# TRECHO DO DOCUMENTO:
^^^^^^^^
Oposição pode assumir instalação da CPI da Saúde no DF

Ainda em processo de instalação, a Comissão Parlamentar de Inquérito (CPI) para apurar supostas irregularidades na rede pública de Saúde do Distrito Federal provoca burburinho na Câmara Legislativa. Insatisfeitos com a demora do deputado Lira (PHS) em colocar a proposta para leitura em plenário, parlamentares de oposição podem, ainda hoje, assumir esse papel.

O peemedebista Wellington Luiz (foto) aumenta a pressão para que a iniciativa vire realidade. “A CPI vai sair. Pelo amor ou pela dor”, adverte o líder do PMDB. “O processo não para mais, até porque saiu do domínio do autor e passou a ser da Câmara”, diz.

A comissão proposta por Lira, há cerca de 20 dias, investigará possíveis irregularidades na Saúde no período de janeiro de 2011 a março de 2016. O assunto deve dominar os pronunciamentos na sessão desta terça-feira na Casa.

O aparente recuo de Lira também mereceu críticas do petista Ricardo Vale, que espera explicações do autor do pedido de abertura da comissão. “Ele deve isso a essa Casa. CPI não é coisa que se protocole em um dia e se retire no outro”, assegura.

Para Rodrigo Delmasso (PTN), a CPI não deve servir a interesses políticos. “Se for para melhorar a saúde do DF, está na hora de essa Casa contribuir com a sociedade”, pondera. Já Rafael Prudente (PMDB), acredita que caso a CPI não for pra frente, a imagem da Câmara será afetada negativamente. “A Câmara ficará desmoralizada, pois as pessoas aguardam ansiosamente por essa CPI”, afirma.

Mesmo após contato com a assessoria do parlamentar, não  Lira não retornou as ligações.
^^^^^^^^
(Entradas da coleção)
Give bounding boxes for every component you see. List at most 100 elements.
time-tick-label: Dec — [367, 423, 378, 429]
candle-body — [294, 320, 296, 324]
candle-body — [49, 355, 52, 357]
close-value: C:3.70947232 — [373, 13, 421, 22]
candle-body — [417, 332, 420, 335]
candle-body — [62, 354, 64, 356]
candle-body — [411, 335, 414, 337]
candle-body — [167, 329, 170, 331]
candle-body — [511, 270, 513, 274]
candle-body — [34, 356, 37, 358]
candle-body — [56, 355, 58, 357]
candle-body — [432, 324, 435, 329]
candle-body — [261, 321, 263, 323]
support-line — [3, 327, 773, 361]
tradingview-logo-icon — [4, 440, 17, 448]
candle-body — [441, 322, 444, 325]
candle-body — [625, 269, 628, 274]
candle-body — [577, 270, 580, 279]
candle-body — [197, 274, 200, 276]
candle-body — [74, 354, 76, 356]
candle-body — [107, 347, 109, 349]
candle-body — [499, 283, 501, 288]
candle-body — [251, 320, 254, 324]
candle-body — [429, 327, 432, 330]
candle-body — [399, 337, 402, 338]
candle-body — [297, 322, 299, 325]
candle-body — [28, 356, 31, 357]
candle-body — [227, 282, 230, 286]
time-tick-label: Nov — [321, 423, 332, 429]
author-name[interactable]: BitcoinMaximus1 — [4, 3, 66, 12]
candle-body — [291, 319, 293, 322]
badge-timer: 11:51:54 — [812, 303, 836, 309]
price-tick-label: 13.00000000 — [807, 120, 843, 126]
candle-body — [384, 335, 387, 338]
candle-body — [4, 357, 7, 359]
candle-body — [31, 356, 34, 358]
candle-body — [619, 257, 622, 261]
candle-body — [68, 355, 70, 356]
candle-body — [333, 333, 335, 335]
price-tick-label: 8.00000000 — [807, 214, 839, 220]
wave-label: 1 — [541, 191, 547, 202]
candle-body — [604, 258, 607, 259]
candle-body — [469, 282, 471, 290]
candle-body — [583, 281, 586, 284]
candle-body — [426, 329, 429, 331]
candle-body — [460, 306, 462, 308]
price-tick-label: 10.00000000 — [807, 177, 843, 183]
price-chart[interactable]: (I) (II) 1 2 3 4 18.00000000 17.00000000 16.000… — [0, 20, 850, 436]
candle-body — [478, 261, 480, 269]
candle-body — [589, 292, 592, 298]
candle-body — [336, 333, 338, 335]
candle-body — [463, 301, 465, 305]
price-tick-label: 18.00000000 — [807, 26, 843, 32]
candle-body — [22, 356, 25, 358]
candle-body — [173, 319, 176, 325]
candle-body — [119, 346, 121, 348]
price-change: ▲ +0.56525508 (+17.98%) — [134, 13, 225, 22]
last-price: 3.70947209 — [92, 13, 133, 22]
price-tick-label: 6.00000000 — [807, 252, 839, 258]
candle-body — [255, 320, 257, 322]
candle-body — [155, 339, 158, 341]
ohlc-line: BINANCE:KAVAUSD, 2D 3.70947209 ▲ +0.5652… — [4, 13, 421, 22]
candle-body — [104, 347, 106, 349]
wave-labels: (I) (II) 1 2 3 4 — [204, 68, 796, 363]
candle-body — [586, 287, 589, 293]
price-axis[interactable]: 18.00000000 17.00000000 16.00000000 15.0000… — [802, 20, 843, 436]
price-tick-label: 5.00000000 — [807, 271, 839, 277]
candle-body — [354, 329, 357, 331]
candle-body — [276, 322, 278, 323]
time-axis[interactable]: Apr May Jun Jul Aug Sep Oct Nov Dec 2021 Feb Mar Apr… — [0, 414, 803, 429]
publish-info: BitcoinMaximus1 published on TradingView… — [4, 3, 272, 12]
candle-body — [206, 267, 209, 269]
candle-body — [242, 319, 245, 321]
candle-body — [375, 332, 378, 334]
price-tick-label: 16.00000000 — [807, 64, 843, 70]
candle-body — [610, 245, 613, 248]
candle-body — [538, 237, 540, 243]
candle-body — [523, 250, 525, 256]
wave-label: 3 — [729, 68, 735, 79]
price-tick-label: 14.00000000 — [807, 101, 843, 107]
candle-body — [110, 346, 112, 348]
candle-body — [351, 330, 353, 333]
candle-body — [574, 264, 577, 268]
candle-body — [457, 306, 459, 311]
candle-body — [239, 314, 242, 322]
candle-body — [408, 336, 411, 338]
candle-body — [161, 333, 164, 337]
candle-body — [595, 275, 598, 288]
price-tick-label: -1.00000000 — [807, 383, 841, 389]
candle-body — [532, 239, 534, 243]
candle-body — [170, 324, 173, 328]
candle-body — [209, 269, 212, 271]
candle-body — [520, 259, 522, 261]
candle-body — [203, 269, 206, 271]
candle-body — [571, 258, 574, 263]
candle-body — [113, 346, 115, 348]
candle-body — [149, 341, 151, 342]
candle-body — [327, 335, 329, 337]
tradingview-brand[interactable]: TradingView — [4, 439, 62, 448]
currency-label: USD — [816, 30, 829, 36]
^^^^^^^^
# ENUNCIADO:
Troque "Câmara Legislativa" por "Assembleia Legislativa" no trecho da notícia sobre a CPI da Saúde que vai de "Oposição pode assumir" a "assumir esse papel." e escreva o trecho de novo com essa mudança.

# RESPOSTA:
Oposição pode assumir instalação da CPI da Saúde no DF

Ainda em processo de instalação, a Comissão Parlamentar de Inquérito (CPI) para apurar supostas irregularidades na rede pública de Saúde do Distrito Federal provoca burburinho na Assembleia Legislativa. Insatisfeitos com a demora do deputado Lira (PHS) em colocar a proposta para leitura em plenário, parlamentares de oposição podem, ainda hoje, assumir esse papel.